Materials provided
::::::::

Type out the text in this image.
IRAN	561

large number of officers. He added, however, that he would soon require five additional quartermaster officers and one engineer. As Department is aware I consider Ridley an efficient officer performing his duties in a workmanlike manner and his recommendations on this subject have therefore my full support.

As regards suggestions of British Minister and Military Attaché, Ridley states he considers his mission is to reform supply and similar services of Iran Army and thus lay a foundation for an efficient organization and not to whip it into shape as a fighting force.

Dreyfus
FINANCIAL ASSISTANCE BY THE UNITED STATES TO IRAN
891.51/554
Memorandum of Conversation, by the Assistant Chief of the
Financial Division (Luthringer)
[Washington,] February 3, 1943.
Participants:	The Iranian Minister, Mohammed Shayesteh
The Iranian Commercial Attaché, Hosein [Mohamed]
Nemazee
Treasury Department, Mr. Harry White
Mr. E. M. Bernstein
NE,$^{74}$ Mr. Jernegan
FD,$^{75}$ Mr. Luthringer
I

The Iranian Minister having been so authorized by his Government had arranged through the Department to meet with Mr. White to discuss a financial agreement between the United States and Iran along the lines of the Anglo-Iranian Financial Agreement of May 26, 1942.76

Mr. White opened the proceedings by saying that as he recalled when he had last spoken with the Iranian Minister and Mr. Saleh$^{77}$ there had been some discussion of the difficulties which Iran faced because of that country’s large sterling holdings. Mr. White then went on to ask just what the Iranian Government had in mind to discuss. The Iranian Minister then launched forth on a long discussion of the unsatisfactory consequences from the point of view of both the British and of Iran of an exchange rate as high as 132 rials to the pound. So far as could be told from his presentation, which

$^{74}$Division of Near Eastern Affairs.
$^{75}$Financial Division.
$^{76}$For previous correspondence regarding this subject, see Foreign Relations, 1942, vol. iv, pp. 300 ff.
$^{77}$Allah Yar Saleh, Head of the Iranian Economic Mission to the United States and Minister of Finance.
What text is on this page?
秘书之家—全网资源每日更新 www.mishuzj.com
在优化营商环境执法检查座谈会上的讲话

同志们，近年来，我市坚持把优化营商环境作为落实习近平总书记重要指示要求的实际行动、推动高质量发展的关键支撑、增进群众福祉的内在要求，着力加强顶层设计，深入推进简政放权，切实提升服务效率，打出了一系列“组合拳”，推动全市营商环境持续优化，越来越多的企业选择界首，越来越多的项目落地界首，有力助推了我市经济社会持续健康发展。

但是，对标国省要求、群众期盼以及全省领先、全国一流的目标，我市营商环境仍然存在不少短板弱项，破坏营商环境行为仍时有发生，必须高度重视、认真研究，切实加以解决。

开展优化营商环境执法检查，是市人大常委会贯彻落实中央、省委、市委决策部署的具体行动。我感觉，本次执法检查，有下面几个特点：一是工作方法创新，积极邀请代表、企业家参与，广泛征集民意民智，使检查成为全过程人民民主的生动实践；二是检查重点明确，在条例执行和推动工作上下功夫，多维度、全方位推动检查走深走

::::::::

Prompt
Every record should be given again exactly.

The reply
Type out the text in this image.
IRAN	561

large number of officers. He added, however, that he would soon require five additional quartermaster officers and one engineer. As Department is aware I consider Ridley an efficient officer performing his duties in a workmanlike manner and his recommendations on this subject have therefore my full support.

As regards suggestions of British Minister and Military Attaché, Ridley states he considers his mission is to reform supply and similar services of Iran Army and thus lay a foundation for an efficient organization and not to whip it into shape as a fighting force.

Dreyfus
FINANCIAL ASSISTANCE BY THE UNITED STATES TO IRAN
891.51/554
Memorandum of Conversation, by the Assistant Chief of the
Financial Division (Luthringer)
[Washington,] February 3, 1943.
Participants:	The Iranian Minister, Mohammed Shayesteh
The Iranian Commercial Attaché, Hosein [Mohamed]
Nemazee
Treasury Department, Mr. Harry White
Mr. E. M. Bernstein
NE,$^{74}$ Mr. Jernegan
FD,$^{75}$ Mr. Luthringer
I

The Iranian Minister having been so authorized by his Government had arranged through the Department to meet with Mr. White to discuss a financial agreement between the United States and Iran along the lines of the Anglo-Iranian Financial Agreement of May 26, 1942.76

Mr. White opened the proceedings by saying that as he recalled when he had last spoken with the Iranian Minister and Mr. Saleh$^{77}$ there had been some discussion of the difficulties which Iran faced because of that country’s large sterling holdings. Mr. White then went on to ask just what the Iranian Government had in mind to discuss. The Iranian Minister then launched forth on a long discussion of the unsatisfactory consequences from the point of view of both the British and of Iran of an exchange rate as high as 132 rials to the pound. So far as could be told from his presentation, which

$^{74}$Division of Near Eastern Affairs.
$^{75}$Financial Division.
$^{76}$For previous correspondence regarding this subject, see Foreign Relations, 1942, vol. iv, pp. 300 ff.
$^{77}$Allah Yar Saleh, Head of the Iranian Economic Mission to the United States and Minister of Finance.
What text is on this page?
秘书之家—全网资源每日更新 www.mishuzj.com
在优化营商环境执法检查座谈会上的讲话

同志们，近年来，我市坚持把优化营商环境作为落实习近平总书记重要指示要求的实际行动、推动高质量发展的关键支撑、增进群众福祉的内在要求，着力加强顶层设计，深入推进简政放权，切实提升服务效率，打出了一系列“组合拳”，推动全市营商环境持续优化，越来越多的企业选择界首，越来越多的项目落地界首，有力助推了我市经济社会持续健康发展。

但是，对标国省要求、群众期盼以及全省领先、全国一流的目标，我市营商环境仍然存在不少短板弱项，破坏营商环境行为仍时有发生，必须高度重视、认真研究，切实加以解决。

开展优化营商环境执法检查，是市人大常委会贯彻落实中央、省委、市委决策部署的具体行动。我感觉，本次执法检查，有下面几个特点：一是工作方法创新，积极邀请代表、企业家参与，广泛征集民意民智，使检查成为全过程人民民主的生动实践；二是检查重点明确，在条例执行和推动工作上下功夫，多维度、全方位推动检查走深走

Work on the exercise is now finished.